Aim:
Please put the rows into a numbered list, from the first row through the row that contains "left-y-axis-label: Score — [12, 261, 33, 311]", both included. Leave out any blank lines.
--- Start Records ---
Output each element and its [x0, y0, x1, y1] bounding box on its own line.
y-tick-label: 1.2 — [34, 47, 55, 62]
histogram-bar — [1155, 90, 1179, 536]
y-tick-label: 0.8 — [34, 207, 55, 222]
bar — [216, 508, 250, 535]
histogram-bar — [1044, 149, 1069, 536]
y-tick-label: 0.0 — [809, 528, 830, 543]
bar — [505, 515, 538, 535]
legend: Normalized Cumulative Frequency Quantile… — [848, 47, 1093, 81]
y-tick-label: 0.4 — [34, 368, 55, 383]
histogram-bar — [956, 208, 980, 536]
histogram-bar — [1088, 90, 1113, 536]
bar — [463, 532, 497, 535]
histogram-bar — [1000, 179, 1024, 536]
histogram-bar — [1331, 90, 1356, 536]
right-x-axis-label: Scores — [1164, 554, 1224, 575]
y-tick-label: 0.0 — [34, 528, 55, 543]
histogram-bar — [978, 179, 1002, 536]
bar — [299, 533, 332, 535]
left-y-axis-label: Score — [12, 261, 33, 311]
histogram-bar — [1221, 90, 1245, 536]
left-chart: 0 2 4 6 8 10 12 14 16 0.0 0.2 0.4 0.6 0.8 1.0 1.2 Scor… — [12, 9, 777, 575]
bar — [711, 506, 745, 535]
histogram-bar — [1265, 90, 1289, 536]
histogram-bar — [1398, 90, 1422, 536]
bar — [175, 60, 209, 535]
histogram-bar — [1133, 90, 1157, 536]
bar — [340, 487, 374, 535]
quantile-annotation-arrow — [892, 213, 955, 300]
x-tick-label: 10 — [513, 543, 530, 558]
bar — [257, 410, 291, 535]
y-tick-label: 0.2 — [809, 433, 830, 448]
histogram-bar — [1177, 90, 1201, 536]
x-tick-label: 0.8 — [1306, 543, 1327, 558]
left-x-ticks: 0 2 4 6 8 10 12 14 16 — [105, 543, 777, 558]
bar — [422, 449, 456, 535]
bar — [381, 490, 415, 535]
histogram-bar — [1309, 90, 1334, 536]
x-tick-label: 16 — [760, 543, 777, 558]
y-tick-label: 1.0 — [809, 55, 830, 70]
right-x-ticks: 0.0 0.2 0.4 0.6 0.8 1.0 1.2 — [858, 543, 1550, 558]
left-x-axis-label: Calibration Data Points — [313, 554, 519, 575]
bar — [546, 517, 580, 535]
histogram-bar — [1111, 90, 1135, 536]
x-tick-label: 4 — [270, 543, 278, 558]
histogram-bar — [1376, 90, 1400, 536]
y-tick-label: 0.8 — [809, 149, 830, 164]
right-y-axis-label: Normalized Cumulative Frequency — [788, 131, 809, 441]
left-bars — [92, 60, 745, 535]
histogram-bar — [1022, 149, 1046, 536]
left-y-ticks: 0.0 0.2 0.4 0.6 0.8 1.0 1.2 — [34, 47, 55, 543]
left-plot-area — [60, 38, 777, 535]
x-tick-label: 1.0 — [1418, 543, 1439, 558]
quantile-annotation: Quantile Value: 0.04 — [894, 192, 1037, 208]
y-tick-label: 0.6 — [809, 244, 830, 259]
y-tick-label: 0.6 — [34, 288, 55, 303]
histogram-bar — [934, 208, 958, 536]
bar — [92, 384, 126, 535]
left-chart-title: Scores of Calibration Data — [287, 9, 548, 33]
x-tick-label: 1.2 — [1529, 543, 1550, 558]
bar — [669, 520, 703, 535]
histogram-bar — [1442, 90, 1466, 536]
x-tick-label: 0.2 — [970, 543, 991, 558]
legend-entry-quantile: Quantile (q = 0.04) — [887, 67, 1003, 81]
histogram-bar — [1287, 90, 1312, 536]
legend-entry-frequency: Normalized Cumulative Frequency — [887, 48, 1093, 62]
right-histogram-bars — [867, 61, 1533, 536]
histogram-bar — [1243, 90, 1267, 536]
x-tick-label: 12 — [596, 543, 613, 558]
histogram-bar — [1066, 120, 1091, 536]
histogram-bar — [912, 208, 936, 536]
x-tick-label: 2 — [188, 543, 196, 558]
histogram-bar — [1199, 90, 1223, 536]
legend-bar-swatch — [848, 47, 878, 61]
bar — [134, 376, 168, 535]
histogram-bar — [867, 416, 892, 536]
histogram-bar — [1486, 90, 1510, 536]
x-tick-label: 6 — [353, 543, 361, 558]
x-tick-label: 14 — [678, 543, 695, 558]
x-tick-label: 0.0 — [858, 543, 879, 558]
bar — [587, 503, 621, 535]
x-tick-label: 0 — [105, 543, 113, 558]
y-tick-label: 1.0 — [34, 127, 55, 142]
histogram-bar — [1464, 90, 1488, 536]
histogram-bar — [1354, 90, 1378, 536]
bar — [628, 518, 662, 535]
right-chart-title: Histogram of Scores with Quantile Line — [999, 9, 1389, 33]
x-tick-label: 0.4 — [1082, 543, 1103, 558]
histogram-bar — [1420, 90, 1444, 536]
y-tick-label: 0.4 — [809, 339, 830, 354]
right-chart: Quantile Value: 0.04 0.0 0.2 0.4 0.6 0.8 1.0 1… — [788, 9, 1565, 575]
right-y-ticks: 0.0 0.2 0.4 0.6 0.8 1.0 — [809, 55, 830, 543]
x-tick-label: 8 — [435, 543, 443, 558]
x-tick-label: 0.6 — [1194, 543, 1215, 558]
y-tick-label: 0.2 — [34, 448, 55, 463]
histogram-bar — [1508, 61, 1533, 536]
--- End Records ---
Answer to this problem:
1. Output each element and its [x0, y0, x1, y1] bounding box on its own line.
2. y-tick-label: 1.2 — [34, 47, 55, 62]
3. histogram-bar — [1155, 90, 1179, 536]
4. y-tick-label: 0.8 — [34, 207, 55, 222]
5. bar — [216, 508, 250, 535]
6. histogram-bar — [1044, 149, 1069, 536]
7. y-tick-label: 0.0 — [809, 528, 830, 543]
8. bar — [505, 515, 538, 535]
9. legend: Normalized Cumulative Frequency Quantile… — [848, 47, 1093, 81]
10. y-tick-label: 0.4 — [34, 368, 55, 383]
11. histogram-bar — [956, 208, 980, 536]
12. histogram-bar — [1088, 90, 1113, 536]
13. bar — [463, 532, 497, 535]
14. histogram-bar — [1000, 179, 1024, 536]
15. histogram-bar — [1331, 90, 1356, 536]
16. right-x-axis-label: Scores — [1164, 554, 1224, 575]
17. y-tick-label: 0.0 — [34, 528, 55, 543]
18. histogram-bar — [978, 179, 1002, 536]
19. bar — [299, 533, 332, 535]
20. left-y-axis-label: Score — [12, 261, 33, 311]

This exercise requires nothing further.